*What the task asks*: Reproduce all the lines exactly as they stand, apart from the pictures.

*Dataset rows*:
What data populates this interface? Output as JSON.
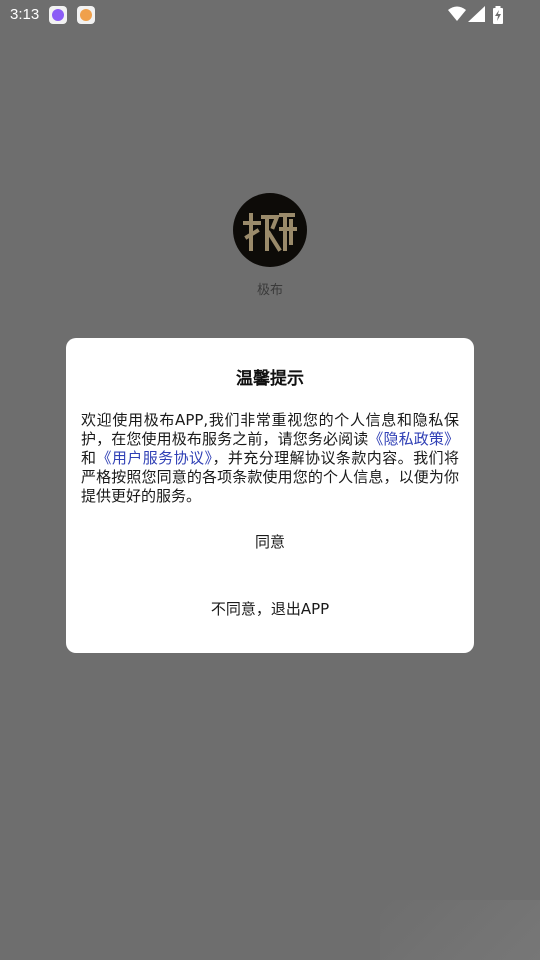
{
  "status_bar": {
    "time": "3:13",
    "icons": [
      "app-notification-icon",
      "app-notification-icon",
      "wifi-icon",
      "signal-icon",
      "battery-charging-icon"
    ]
  },
  "splash": {
    "app_name": "极布"
  },
  "dialog": {
    "title": "温馨提示",
    "body_part1": "欢迎使用极布APP,我们非常重视您的个人信息和隐私保护，在您使用极布服务之前，请您务必阅读",
    "privacy_link": "《隐私政策》",
    "body_part2": "和",
    "agreement_link": "《用户服务协议》",
    "body_part3": "，并充分理解协议条款内容。我们将严格按照您同意的各项条款使用您的个人信息，以便为你提供更好的服务。",
    "agree_label": "同意",
    "disagree_label": "不同意，退出APP"
  },
  "colors": {
    "overlay": "#6e6e6e",
    "link": "#2f3fb5",
    "dialog_bg": "#ffffff"
  }
}
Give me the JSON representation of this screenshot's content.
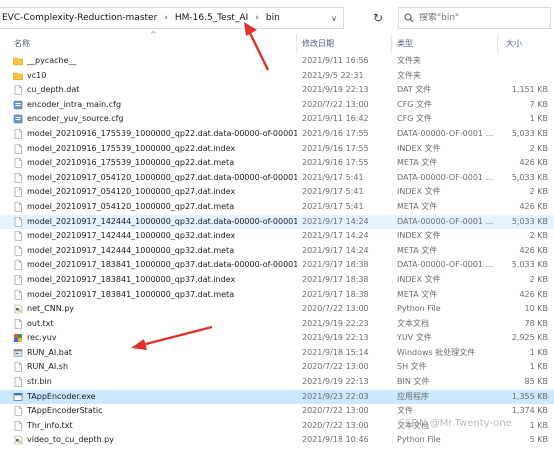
{
  "address_bar": {
    "crumbs": [
      "EVC-Complexity-Reduction-master",
      "HM-16.5_Test_AI",
      "bin"
    ],
    "separator": "›",
    "dropdown_glyph": "∨"
  },
  "refresh_glyph": "↻",
  "search": {
    "placeholder": "搜索\"bin\""
  },
  "columns": {
    "name": "名称",
    "date": "修改日期",
    "type": "类型",
    "size": "大小",
    "sort_glyph": "^"
  },
  "rows": [
    {
      "icon": "folder",
      "name": "__pycache__",
      "date": "2021/9/11 16:56",
      "type": "文件夹",
      "size": ""
    },
    {
      "icon": "folder",
      "name": "vc10",
      "date": "2021/9/5 22:31",
      "type": "文件夹",
      "size": ""
    },
    {
      "icon": "file",
      "name": "cu_depth.dat",
      "date": "2021/9/19 22:13",
      "type": "DAT 文件",
      "size": "1,151 KB"
    },
    {
      "icon": "cfg",
      "name": "encoder_intra_main.cfg",
      "date": "2020/7/22 13:00",
      "type": "CFG 文件",
      "size": "7 KB"
    },
    {
      "icon": "cfg",
      "name": "encoder_yuv_source.cfg",
      "date": "2021/9/11 16:42",
      "type": "CFG 文件",
      "size": "1 KB"
    },
    {
      "icon": "file",
      "name": "model_20210916_175539_1000000_qp22.dat.data-00000-of-00001",
      "date": "2021/9/16 17:55",
      "type": "DATA-00000-OF-0001 ...",
      "size": "5,033 KB"
    },
    {
      "icon": "file",
      "name": "model_20210916_175539_1000000_qp22.dat.index",
      "date": "2021/9/16 17:55",
      "type": "INDEX 文件",
      "size": "2 KB"
    },
    {
      "icon": "file",
      "name": "model_20210916_175539_1000000_qp22.dat.meta",
      "date": "2021/9/16 17:55",
      "type": "META 文件",
      "size": "426 KB"
    },
    {
      "icon": "file",
      "name": "model_20210917_054120_1000000_qp27.dat.data-00000-of-00001",
      "date": "2021/9/17 5:41",
      "type": "DATA-00000-OF-0001 ...",
      "size": "5,033 KB"
    },
    {
      "icon": "file",
      "name": "model_20210917_054120_1000000_qp27.dat.index",
      "date": "2021/9/17 5:41",
      "type": "INDEX 文件",
      "size": "2 KB"
    },
    {
      "icon": "file",
      "name": "model_20210917_054120_1000000_qp27.dat.meta",
      "date": "2021/9/17 5:41",
      "type": "META 文件",
      "size": "426 KB"
    },
    {
      "icon": "file",
      "name": "model_20210917_142444_1000000_qp32.dat.data-00000-of-00001",
      "date": "2021/9/17 14:24",
      "type": "DATA-00000-OF-0001 ...",
      "size": "5,033 KB",
      "state": "hl"
    },
    {
      "icon": "file",
      "name": "model_20210917_142444_1000000_qp32.dat.index",
      "date": "2021/9/17 14:24",
      "type": "INDEX 文件",
      "size": "2 KB"
    },
    {
      "icon": "file",
      "name": "model_20210917_142444_1000000_qp32.dat.meta",
      "date": "2021/9/17 14:24",
      "type": "META 文件",
      "size": "426 KB"
    },
    {
      "icon": "file",
      "name": "model_20210917_183841_1000000_qp37.dat.data-00000-of-00001",
      "date": "2021/9/17 18:38",
      "type": "DATA-00000-OF-0001 ...",
      "size": "5,033 KB"
    },
    {
      "icon": "file",
      "name": "model_20210917_183841_1000000_qp37.dat.index",
      "date": "2021/9/17 18:38",
      "type": "INDEX 文件",
      "size": "2 KB"
    },
    {
      "icon": "file",
      "name": "model_20210917_183841_1000000_qp37.dat.meta",
      "date": "2021/9/17 18:38",
      "type": "META 文件",
      "size": "426 KB"
    },
    {
      "icon": "py",
      "name": "net_CNN.py",
      "date": "2020/7/22 13:00",
      "type": "Python File",
      "size": "10 KB"
    },
    {
      "icon": "file",
      "name": "out.txt",
      "date": "2021/9/19 22:23",
      "type": "文本文档",
      "size": "78 KB"
    },
    {
      "icon": "yuv",
      "name": "rec.yuv",
      "date": "2021/9/19 22:13",
      "type": "YUV 文件",
      "size": "2,925 KB"
    },
    {
      "icon": "bat",
      "name": "RUN_AI.bat",
      "date": "2021/9/18 15:14",
      "type": "Windows 批处理文件",
      "size": "1 KB"
    },
    {
      "icon": "file",
      "name": "RUN_AI.sh",
      "date": "2020/7/22 13:00",
      "type": "SH 文件",
      "size": "1 KB"
    },
    {
      "icon": "file",
      "name": "str.bin",
      "date": "2021/9/19 22:13",
      "type": "BIN 文件",
      "size": "85 KB"
    },
    {
      "icon": "exe",
      "name": "TAppEncoder.exe",
      "date": "2021/9/23 22:03",
      "type": "应用程序",
      "size": "1,355 KB",
      "state": "sel"
    },
    {
      "icon": "file",
      "name": "TAppEncoderStatic",
      "date": "2020/7/22 13:00",
      "type": "文件",
      "size": "1,374 KB"
    },
    {
      "icon": "file",
      "name": "Thr_info.txt",
      "date": "2020/7/22 13:00",
      "type": "文本文档",
      "size": "1 KB"
    },
    {
      "icon": "py",
      "name": "video_to_cu_depth.py",
      "date": "2021/9/18 10:46",
      "type": "Python File",
      "size": "5 KB"
    }
  ],
  "watermark": "CSDN @Mr.Twenty-one",
  "colors": {
    "arrow": "#e1312b",
    "selected_row": "#cce8ff",
    "hover_row": "#e5f3ff",
    "folder": "#f6c344"
  }
}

*Written response*:
What data populates this interface? Output as JSON.
{
  "status_bar": {
    "time": "3:13",
    "icons": [
      "app-notification-icon",
      "app-notification-icon",
      "wifi-icon",
      "signal-icon",
      "battery-charging-icon"
    ]
  },
  "splash": {
    "app_name": "极布"
  },
  "dialog": {
    "title": "温馨提示",
    "body_part1": "欢迎使用极布APP,我们非常重视您的个人信息和隐私保护，在您使用极布服务之前，请您务必阅读",
    "privacy_link": "《隐私政策》",
    "body_part2": "和",
    "agreement_link": "《用户服务协议》",
    "body_part3": "，并充分理解协议条款内容。我们将严格按照您同意的各项条款使用您的个人信息，以便为你提供更好的服务。",
    "agree_label": "同意",
    "disagree_label": "不同意，退出APP"
  },
  "colors": {
    "overlay": "#6e6e6e",
    "link": "#2f3fb5",
    "dialog_bg": "#ffffff"
  }
}
Give me the JSON representation of this screenshot's content.
{
  "address_bar": {
    "crumbs": [
      "EVC-Complexity-Reduction-master",
      "HM-16.5_Test_AI",
      "bin"
    ],
    "separator": "›",
    "dropdown_glyph": "∨"
  },
  "refresh_glyph": "↻",
  "search": {
    "placeholder": "搜索\"bin\""
  },
  "columns": {
    "name": "名称",
    "date": "修改日期",
    "type": "类型",
    "size": "大小",
    "sort_glyph": "^"
  },
  "rows": [
    {
      "icon": "folder",
      "name": "__pycache__",
      "date": "2021/9/11 16:56",
      "type": "文件夹",
      "size": ""
    },
    {
      "icon": "folder",
      "name": "vc10",
      "date": "2021/9/5 22:31",
      "type": "文件夹",
      "size": ""
    },
    {
      "icon": "file",
      "name": "cu_depth.dat",
      "date": "2021/9/19 22:13",
      "type": "DAT 文件",
      "size": "1,151 KB"
    },
    {
      "icon": "cfg",
      "name": "encoder_intra_main.cfg",
      "date": "2020/7/22 13:00",
      "type": "CFG 文件",
      "size": "7 KB"
    },
    {
      "icon": "cfg",
      "name": "encoder_yuv_source.cfg",
      "date": "2021/9/11 16:42",
      "type": "CFG 文件",
      "size": "1 KB"
    },
    {
      "icon": "file",
      "name": "model_20210916_175539_1000000_qp22.dat.data-00000-of-00001",
      "date": "2021/9/16 17:55",
      "type": "DATA-00000-OF-0001 ...",
      "size": "5,033 KB"
    },
    {
      "icon": "file",
      "name": "model_20210916_175539_1000000_qp22.dat.index",
      "date": "2021/9/16 17:55",
      "type": "INDEX 文件",
      "size": "2 KB"
    },
    {
      "icon": "file",
      "name": "model_20210916_175539_1000000_qp22.dat.meta",
      "date": "2021/9/16 17:55",
      "type": "META 文件",
      "size": "426 KB"
    },
    {
      "icon": "file",
      "name": "model_20210917_054120_1000000_qp27.dat.data-00000-of-00001",
      "date": "2021/9/17 5:41",
      "type": "DATA-00000-OF-0001 ...",
      "size": "5,033 KB"
    },
    {
      "icon": "file",
      "name": "model_20210917_054120_1000000_qp27.dat.index",
      "date": "2021/9/17 5:41",
      "type": "INDEX 文件",
      "size": "2 KB"
    },
    {
      "icon": "file",
      "name": "model_20210917_054120_1000000_qp27.dat.meta",
      "date": "2021/9/17 5:41",
      "type": "META 文件",
      "size": "426 KB"
    },
    {
      "icon": "file",
      "name": "model_20210917_142444_1000000_qp32.dat.data-00000-of-00001",
      "date": "2021/9/17 14:24",
      "type": "DATA-00000-OF-0001 ...",
      "size": "5,033 KB",
      "state": "hl"
    },
    {
      "icon": "file",
      "name": "model_20210917_142444_1000000_qp32.dat.index",
      "date": "2021/9/17 14:24",
      "type": "INDEX 文件",
      "size": "2 KB"
    },
    {
      "icon": "file",
      "name": "model_20210917_142444_1000000_qp32.dat.meta",
      "date": "2021/9/17 14:24",
      "type": "META 文件",
      "size": "426 KB"
    },
    {
      "icon": "file",
      "name": "model_20210917_183841_1000000_qp37.dat.data-00000-of-00001",
      "date": "2021/9/17 18:38",
      "type": "DATA-00000-OF-0001 ...",
      "size": "5,033 KB"
    },
    {
      "icon": "file",
      "name": "model_20210917_183841_1000000_qp37.dat.index",
      "date": "2021/9/17 18:38",
      "type": "INDEX 文件",
      "size": "2 KB"
    },
    {
      "icon": "file",
      "name": "model_20210917_183841_1000000_qp37.dat.meta",
      "date": "2021/9/17 18:38",
      "type": "META 文件",
      "size": "426 KB"
    },
    {
      "icon": "py",
      "name": "net_CNN.py",
      "date": "2020/7/22 13:00",
      "type": "Python File",
      "size": "10 KB"
    },
    {
      "icon": "file",
      "name": "out.txt",
      "date": "2021/9/19 22:23",
      "type": "文本文档",
      "size": "78 KB"
    },
    {
      "icon": "yuv",
      "name": "rec.yuv",
      "date": "2021/9/19 22:13",
      "type": "YUV 文件",
      "size": "2,925 KB"
    },
    {
      "icon": "bat",
      "name": "RUN_AI.bat",
      "date": "2021/9/18 15:14",
      "type": "Windows 批处理文件",
      "size": "1 KB"
    },
    {
      "icon": "file",
      "name": "RUN_AI.sh",
      "date": "2020/7/22 13:00",
      "type": "SH 文件",
      "size": "1 KB"
    },
    {
      "icon": "file",
      "name": "str.bin",
      "date": "2021/9/19 22:13",
      "type": "BIN 文件",
      "size": "85 KB"
    },
    {
      "icon": "exe",
      "name": "TAppEncoder.exe",
      "date": "2021/9/23 22:03",
      "type": "应用程序",
      "size": "1,355 KB",
      "state": "sel"
    },
    {
      "icon": "file",
      "name": "TAppEncoderStatic",
      "date": "2020/7/22 13:00",
      "type": "文件",
      "size": "1,374 KB"
    },
    {
      "icon": "file",
      "name": "Thr_info.txt",
      "date": "2020/7/22 13:00",
      "type": "文本文档",
      "size": "1 KB"
    },
    {
      "icon": "py",
      "name": "video_to_cu_depth.py",
      "date": "2021/9/18 10:46",
      "type": "Python File",
      "size": "5 KB"
    }
  ],
  "watermark": "CSDN @Mr.Twenty-one",
  "colors": {
    "arrow": "#e1312b",
    "selected_row": "#cce8ff",
    "hover_row": "#e5f3ff",
    "folder": "#f6c344"
  }
}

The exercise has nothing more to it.